• _TREŚĆ ZADANIA_
Zacytuj wiernie fragment zamieszczonego niżej tekstu. Zacznij od słów „- Żeby nie było” i zakończ na słowach „nas to kosztowało?”.

• _WYBRANY TEKST_
● ● ●

- Żeby nie było wątpliwości – wielkimi krokami zmierzamy w stronę… nazwę to ładnie… faszyzmu. Uzgodnienia zostały już poczynione, po Smoleńsku sojusznika na wschodzie mamy, pakty niezbędne zawarliśmy, obozy na Kołymie gotowe, a teraz pozostało jeszcze spacyfikowanie paru stad bydła nad Wisłą, żeby nam nie zafundowały jakiejś niespodzianki. Bydło jest nieobliczalne i wkurzone, więc uderzać trzeba umiejętnie. Meksykańcy z nieba nam nie spadli. Naszych ludzi tam było więcej niż Meksykańców, specjalny transport butelek dostarczyliśmy, żeby podgrzać atmosferę. Bartuś, ile nas to kosztowało?

● ● ●

Fragment danych:

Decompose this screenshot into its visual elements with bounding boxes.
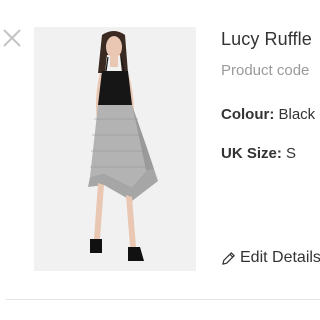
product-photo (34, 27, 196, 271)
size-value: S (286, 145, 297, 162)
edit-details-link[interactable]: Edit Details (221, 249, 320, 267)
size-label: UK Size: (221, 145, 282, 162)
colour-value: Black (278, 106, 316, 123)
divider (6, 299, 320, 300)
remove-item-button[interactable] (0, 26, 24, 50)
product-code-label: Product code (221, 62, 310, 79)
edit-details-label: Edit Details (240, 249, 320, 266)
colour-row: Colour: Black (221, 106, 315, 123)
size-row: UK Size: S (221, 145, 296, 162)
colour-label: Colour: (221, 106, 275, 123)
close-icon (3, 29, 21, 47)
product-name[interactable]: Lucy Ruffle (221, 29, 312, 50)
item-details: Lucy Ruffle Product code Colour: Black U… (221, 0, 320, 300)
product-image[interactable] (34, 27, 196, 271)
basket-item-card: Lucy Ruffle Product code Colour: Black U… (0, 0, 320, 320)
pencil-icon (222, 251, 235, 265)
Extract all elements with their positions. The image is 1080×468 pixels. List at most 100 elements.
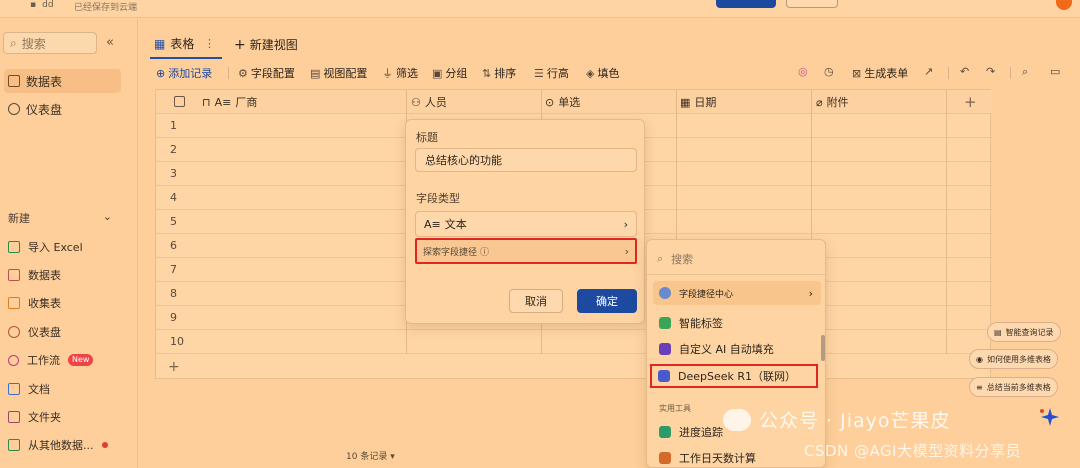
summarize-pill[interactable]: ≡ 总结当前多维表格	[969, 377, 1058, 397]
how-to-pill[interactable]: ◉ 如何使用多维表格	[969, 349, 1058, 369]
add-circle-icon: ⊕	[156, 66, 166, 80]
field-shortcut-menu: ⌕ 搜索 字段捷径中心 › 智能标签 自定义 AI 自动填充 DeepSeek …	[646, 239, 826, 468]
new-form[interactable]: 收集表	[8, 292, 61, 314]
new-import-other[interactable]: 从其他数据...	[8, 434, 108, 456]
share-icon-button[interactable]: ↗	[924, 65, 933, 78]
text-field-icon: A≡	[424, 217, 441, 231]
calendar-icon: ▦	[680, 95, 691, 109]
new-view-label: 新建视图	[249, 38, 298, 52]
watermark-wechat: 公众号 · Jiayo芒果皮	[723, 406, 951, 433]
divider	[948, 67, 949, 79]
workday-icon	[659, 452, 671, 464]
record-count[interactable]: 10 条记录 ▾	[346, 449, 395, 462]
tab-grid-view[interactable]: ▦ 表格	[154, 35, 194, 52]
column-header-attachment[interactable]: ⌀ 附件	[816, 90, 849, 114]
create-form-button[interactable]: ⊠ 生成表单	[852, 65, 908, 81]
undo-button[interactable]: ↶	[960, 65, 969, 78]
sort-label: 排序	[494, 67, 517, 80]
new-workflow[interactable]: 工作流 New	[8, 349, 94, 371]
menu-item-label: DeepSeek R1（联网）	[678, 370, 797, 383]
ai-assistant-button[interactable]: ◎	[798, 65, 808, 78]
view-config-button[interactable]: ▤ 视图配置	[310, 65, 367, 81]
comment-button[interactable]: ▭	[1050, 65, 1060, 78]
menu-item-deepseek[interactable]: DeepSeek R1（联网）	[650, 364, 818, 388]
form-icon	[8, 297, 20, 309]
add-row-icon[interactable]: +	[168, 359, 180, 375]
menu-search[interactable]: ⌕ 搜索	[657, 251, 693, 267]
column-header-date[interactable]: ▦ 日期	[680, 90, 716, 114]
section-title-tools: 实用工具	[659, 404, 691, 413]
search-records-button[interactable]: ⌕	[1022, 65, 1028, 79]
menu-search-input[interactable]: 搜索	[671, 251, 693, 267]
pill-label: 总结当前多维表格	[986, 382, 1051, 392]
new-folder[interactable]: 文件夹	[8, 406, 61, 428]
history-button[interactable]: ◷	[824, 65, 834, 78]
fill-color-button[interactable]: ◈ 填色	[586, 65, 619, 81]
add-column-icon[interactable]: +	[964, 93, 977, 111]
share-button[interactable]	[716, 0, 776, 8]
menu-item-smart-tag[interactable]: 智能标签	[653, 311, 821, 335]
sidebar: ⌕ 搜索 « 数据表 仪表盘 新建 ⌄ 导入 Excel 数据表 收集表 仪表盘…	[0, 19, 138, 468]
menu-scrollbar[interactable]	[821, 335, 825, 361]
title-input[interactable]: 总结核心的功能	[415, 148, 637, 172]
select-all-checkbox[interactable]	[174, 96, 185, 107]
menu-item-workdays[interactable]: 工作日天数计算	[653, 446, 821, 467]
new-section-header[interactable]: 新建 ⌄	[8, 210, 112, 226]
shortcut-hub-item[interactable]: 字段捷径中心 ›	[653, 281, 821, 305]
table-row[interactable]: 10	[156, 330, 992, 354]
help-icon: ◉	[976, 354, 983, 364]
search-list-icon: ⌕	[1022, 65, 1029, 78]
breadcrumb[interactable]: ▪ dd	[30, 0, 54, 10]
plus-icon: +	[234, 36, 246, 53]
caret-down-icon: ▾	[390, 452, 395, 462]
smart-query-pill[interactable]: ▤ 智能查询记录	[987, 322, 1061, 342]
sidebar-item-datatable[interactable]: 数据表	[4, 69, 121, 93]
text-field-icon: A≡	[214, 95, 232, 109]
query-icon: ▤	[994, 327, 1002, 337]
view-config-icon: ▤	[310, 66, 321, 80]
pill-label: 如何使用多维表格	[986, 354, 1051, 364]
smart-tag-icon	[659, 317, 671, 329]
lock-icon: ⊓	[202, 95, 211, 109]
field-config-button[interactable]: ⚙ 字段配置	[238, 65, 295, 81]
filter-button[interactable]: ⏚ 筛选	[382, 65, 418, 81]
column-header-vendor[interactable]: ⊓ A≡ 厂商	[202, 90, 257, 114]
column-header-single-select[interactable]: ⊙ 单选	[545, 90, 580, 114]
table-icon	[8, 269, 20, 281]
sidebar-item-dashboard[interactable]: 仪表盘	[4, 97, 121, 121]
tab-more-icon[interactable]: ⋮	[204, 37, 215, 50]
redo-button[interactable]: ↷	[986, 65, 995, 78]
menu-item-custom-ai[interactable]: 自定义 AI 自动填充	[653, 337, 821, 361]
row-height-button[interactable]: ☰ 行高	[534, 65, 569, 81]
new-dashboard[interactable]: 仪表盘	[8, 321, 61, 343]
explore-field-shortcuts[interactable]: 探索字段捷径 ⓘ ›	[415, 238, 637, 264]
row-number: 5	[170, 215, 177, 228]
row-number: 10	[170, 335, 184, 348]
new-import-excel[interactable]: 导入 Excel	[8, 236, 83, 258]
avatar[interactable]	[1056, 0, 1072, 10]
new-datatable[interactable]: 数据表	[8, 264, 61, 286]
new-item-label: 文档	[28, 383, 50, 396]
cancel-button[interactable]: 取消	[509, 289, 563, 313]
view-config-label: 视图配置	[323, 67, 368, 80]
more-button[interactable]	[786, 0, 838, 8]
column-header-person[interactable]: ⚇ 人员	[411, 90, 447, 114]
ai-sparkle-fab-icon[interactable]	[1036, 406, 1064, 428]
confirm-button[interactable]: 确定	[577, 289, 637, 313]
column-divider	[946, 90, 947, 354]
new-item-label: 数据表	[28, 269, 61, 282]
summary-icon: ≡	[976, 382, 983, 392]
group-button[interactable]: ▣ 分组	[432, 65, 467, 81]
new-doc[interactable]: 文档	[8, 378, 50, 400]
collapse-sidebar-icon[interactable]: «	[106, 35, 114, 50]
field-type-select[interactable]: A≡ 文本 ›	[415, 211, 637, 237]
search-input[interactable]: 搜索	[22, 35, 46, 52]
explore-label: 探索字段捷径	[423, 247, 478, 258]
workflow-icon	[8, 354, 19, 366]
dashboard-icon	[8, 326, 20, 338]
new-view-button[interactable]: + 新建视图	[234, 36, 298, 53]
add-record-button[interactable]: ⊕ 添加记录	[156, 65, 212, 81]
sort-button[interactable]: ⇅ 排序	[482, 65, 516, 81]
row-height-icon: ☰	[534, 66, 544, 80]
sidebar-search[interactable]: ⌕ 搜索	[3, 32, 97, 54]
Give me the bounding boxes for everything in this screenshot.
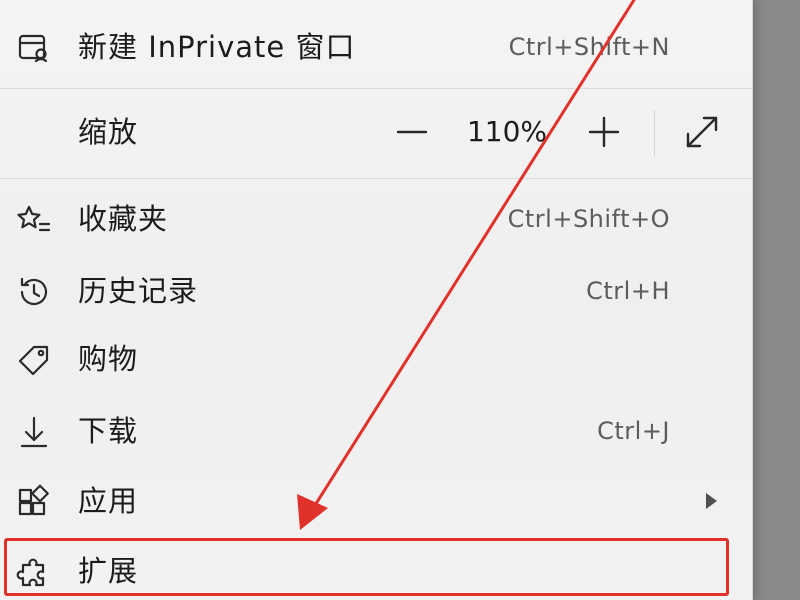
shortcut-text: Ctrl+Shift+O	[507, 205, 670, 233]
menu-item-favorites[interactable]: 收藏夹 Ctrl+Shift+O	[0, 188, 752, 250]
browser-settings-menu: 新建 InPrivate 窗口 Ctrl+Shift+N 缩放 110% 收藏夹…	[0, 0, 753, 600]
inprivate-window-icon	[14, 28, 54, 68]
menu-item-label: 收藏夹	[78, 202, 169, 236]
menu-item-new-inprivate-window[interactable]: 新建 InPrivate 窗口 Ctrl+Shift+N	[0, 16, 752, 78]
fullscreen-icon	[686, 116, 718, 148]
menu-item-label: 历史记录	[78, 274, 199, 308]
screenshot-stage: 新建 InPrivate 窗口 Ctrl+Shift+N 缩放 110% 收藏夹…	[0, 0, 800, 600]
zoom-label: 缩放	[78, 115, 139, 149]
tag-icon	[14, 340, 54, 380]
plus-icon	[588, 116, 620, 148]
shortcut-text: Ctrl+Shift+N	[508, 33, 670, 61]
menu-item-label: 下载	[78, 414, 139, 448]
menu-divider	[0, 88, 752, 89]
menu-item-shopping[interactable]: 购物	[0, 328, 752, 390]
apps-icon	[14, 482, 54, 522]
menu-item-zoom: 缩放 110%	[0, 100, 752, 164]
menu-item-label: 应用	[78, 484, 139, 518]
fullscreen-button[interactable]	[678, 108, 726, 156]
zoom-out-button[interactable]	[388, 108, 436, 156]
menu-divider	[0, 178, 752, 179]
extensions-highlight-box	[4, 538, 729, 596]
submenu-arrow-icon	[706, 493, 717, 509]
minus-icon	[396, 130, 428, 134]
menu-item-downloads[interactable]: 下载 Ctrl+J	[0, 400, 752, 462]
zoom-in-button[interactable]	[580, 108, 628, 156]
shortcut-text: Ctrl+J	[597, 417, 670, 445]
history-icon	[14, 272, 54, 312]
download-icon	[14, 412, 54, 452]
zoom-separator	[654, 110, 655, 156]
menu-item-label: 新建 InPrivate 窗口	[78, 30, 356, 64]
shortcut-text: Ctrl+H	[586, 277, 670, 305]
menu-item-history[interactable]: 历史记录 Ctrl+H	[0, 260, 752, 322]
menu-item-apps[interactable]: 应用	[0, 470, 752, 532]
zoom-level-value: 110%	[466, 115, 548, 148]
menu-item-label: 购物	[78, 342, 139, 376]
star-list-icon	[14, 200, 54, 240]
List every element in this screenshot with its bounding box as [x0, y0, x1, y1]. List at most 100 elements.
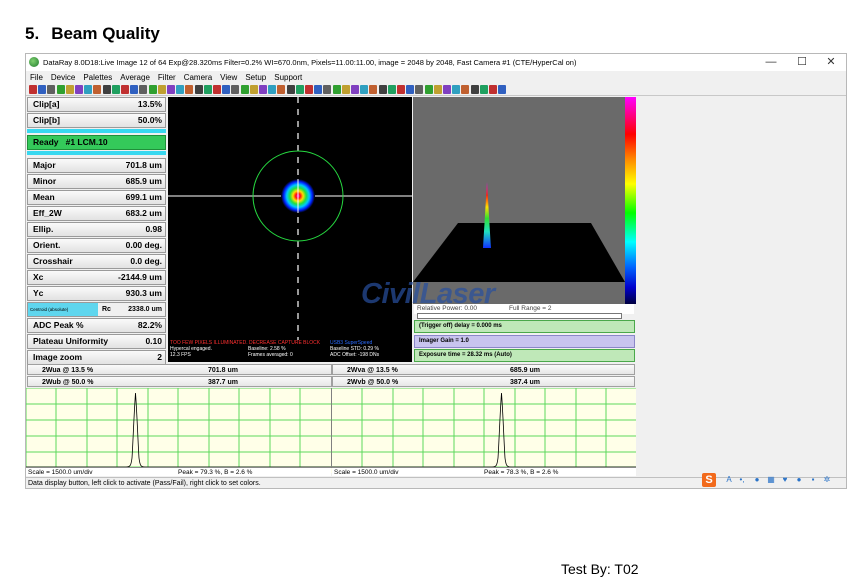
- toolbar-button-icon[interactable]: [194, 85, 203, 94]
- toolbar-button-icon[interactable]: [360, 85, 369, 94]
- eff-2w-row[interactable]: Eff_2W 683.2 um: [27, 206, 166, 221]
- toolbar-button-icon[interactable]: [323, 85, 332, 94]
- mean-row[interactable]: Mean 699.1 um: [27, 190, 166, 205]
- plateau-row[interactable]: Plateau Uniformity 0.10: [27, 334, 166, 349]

● ● ●

• _ROZWIĄZANIE ZADANIA_
- Żeby nie było wątpliwości – wielkimi krokami zmierzamy w stronę… nazwę to ładnie… faszyzmu. Uzgodnienia zostały już poczynione, po Smoleńsku sojusznika na wschodzie mamy, pakty niezbędne zawarliśmy, obozy na Kołymie gotowe, a teraz pozostało jeszcze spacyfikowanie paru stad bydła nad Wisłą, żeby nam nie zafundowały jakiejś niespodzianki. Bydło jest nieobliczalne i wkurzone, więc uderzać trzeba umiejętnie. Meksykańcy z nieba nam nie spadli. Naszych ludzi tam było więcej niż Meksykańców, specjalny transport butelek dostarczyliśmy, żeby podgrzać atmosferę. Bartuś, ile nas to kosztowało?